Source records

((

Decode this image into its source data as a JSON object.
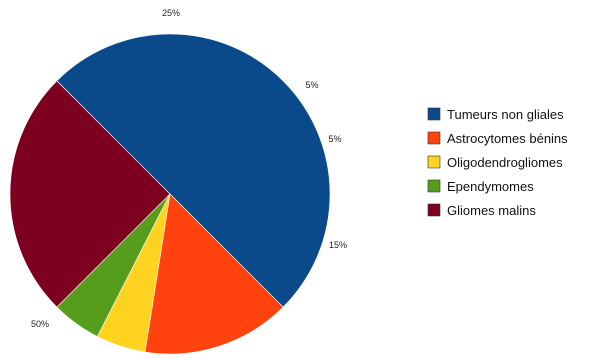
{
  "chart_data": {
    "type": "pie",
    "title": "",
    "categories": [
      "Tumeurs non gliales",
      "Astrocytomes bénins",
      "Oligodendrogliomes",
      "Ependymomes",
      "Gliomes malins"
    ],
    "values": [
      50,
      15,
      5,
      5,
      25
    ],
    "value_labels": [
      "50%",
      "15%",
      "5%",
      "5%",
      "25%"
    ],
    "colors": [
      "#0a4a8a",
      "#ff420e",
      "#ffd320",
      "#579d1c",
      "#7e0021"
    ],
    "legend_position": "right",
    "start_angle": "225 degrees (lower-left), clockwise"
  }
}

))

■ **OBJECTIVE**:
Write out each line of the data exactly; the images should be left out.

■ **EXERCISE SOLUTION**:
Decode this image into its source data as a JSON object.
{
  "chart_data": {
    "type": "pie",
    "title": "",
    "categories": [
      "Tumeurs non gliales",
      "Astrocytomes bénins",
      "Oligodendrogliomes",
      "Ependymomes",
      "Gliomes malins"
    ],
    "values": [
      50,
      15,
      5,
      5,
      25
    ],
    "value_labels": [
      "50%",
      "15%",
      "5%",
      "5%",
      "25%"
    ],
    "colors": [
      "#0a4a8a",
      "#ff420e",
      "#ffd320",
      "#579d1c",
      "#7e0021"
    ],
    "legend_position": "right",
    "start_angle": "225 degrees (lower-left), clockwise"
  }
}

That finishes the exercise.